GIVEN TASK: Which lines contain the word "page"? Return each of them as written.

PROVIDED RECORDS:
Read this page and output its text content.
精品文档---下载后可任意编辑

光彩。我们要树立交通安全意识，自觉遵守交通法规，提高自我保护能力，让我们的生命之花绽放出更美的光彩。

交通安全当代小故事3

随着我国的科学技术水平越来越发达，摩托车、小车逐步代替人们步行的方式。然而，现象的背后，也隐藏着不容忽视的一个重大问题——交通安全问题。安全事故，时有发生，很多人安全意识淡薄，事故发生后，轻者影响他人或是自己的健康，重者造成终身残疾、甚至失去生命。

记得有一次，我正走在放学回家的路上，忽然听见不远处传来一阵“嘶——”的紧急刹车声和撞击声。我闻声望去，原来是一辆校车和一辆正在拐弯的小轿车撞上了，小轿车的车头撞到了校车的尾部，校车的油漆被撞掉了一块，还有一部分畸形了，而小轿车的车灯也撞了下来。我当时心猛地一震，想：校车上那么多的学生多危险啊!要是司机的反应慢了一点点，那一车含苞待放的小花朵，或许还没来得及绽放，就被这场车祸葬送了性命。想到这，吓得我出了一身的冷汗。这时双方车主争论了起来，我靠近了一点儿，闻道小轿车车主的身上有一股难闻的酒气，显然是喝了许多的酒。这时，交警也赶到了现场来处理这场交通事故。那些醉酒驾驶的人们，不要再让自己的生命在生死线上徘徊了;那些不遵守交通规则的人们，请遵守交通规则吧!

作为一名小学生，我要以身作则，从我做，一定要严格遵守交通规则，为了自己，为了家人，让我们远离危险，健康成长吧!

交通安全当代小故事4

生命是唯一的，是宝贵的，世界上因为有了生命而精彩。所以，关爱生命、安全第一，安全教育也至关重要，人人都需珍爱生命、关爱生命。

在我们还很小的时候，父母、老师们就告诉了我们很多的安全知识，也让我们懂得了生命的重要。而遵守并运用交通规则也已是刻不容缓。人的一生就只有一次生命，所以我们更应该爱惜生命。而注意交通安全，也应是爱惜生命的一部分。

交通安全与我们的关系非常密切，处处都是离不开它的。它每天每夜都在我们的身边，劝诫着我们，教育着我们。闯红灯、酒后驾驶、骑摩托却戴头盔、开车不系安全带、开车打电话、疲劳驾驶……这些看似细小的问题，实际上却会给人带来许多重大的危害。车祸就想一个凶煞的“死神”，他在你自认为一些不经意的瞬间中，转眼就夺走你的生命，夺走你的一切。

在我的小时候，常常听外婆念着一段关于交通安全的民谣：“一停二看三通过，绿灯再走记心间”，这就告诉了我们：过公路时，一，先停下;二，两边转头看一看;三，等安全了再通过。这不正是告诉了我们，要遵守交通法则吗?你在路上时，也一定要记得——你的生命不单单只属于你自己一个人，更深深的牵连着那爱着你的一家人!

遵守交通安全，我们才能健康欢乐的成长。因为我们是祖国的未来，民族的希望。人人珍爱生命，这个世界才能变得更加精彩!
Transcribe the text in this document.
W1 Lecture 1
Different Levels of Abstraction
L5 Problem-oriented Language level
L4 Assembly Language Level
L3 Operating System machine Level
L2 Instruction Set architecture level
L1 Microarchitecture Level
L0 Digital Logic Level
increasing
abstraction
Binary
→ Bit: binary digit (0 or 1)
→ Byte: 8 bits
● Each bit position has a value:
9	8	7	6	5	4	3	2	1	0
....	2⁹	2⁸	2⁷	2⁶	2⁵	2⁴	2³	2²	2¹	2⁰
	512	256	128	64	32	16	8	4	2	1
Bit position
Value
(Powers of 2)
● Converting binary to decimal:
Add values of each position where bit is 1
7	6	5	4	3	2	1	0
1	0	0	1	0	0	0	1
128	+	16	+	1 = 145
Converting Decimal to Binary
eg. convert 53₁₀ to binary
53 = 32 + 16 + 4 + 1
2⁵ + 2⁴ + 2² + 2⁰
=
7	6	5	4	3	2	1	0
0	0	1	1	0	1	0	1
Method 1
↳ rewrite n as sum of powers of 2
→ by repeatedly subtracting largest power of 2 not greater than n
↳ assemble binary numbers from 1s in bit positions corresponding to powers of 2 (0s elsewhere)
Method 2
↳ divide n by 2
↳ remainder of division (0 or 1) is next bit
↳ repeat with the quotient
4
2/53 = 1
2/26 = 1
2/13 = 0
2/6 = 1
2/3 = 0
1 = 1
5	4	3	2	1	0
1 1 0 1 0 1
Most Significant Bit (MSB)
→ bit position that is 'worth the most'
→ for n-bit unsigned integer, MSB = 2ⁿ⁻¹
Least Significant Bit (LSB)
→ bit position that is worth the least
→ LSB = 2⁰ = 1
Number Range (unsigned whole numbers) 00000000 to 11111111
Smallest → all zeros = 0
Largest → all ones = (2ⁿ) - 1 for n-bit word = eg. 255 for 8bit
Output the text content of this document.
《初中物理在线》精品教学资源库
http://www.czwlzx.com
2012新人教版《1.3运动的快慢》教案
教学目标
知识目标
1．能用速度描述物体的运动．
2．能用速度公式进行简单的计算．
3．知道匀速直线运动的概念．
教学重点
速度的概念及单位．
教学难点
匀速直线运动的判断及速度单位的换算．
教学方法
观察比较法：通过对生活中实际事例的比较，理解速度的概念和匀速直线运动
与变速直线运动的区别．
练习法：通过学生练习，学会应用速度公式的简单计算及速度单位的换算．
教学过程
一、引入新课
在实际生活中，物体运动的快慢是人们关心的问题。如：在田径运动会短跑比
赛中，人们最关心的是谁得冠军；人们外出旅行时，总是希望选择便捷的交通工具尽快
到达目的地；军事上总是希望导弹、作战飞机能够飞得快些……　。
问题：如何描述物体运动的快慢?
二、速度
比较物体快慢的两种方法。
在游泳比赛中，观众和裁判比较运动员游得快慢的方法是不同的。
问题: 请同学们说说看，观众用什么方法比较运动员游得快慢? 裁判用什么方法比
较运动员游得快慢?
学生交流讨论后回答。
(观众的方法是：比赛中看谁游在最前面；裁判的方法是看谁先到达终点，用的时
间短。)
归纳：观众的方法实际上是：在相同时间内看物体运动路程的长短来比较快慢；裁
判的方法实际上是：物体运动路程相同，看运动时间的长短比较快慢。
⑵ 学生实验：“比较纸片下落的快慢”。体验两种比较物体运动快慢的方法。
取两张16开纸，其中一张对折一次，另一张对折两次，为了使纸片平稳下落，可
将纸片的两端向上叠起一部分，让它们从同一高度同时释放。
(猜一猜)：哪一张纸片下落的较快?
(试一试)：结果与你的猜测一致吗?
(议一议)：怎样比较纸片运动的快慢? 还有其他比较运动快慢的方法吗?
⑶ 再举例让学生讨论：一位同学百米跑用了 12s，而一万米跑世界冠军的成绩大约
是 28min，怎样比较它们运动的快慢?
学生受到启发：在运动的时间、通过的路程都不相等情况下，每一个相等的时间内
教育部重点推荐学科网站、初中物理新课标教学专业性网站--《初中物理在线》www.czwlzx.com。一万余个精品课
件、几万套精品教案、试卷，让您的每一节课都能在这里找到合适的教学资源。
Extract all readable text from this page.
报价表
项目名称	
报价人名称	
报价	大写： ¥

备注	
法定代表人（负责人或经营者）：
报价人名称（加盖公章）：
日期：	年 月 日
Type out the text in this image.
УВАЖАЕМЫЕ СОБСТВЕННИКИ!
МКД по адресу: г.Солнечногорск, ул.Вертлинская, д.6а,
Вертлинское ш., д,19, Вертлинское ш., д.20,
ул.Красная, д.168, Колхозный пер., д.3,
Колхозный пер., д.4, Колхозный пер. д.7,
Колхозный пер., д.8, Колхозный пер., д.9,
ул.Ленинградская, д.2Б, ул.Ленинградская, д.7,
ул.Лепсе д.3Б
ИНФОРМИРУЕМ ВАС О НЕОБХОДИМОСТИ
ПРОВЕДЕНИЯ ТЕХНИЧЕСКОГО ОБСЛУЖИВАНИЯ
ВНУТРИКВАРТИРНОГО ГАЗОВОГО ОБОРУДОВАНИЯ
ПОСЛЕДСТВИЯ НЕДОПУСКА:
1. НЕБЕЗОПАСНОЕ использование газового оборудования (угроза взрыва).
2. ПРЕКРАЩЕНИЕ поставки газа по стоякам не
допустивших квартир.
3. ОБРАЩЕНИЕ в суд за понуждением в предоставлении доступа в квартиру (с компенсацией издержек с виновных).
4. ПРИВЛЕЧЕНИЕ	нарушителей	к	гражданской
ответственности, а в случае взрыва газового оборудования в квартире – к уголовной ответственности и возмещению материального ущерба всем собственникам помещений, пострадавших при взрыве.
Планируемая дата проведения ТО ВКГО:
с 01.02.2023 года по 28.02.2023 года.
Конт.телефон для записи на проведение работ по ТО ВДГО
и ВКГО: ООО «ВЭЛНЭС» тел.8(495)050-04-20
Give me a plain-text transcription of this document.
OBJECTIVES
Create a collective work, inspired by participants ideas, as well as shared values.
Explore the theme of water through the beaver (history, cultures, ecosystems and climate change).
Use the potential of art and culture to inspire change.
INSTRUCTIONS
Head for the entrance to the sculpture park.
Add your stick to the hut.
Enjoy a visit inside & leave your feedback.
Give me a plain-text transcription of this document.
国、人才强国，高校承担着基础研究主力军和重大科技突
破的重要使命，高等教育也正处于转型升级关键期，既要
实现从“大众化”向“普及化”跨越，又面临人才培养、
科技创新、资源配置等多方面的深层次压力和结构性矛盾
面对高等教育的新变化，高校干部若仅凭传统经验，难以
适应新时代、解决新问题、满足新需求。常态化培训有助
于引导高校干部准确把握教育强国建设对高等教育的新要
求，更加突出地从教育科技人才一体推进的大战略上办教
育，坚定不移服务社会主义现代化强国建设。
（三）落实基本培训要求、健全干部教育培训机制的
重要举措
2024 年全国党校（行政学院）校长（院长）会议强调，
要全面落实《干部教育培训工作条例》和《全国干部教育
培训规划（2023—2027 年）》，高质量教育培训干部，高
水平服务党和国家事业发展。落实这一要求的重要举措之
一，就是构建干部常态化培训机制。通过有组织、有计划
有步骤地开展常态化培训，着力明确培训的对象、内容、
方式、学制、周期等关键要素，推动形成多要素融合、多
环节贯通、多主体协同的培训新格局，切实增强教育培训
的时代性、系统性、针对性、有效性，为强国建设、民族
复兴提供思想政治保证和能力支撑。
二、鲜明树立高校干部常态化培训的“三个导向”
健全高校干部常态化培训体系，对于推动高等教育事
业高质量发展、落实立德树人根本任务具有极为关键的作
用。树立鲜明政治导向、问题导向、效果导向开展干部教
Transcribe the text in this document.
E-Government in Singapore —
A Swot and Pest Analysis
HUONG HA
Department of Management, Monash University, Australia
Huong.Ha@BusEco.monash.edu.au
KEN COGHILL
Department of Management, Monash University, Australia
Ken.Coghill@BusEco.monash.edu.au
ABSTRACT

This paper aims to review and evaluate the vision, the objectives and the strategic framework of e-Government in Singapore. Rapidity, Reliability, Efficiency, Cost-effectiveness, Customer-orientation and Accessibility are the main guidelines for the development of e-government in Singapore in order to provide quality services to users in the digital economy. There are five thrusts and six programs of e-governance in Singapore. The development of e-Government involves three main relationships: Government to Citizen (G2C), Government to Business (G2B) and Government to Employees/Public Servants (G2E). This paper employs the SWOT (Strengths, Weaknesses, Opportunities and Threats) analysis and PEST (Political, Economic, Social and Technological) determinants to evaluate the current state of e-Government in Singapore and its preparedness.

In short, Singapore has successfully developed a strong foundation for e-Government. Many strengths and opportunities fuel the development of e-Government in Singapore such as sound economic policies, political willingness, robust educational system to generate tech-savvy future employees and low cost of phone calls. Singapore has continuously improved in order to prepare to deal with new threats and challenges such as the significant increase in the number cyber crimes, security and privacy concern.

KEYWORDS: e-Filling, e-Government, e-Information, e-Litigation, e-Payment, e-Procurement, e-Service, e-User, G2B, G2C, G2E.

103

ANSWER FOR THIS EXERCISE:
Read this page and output its text content.
Extract all readable text from this page.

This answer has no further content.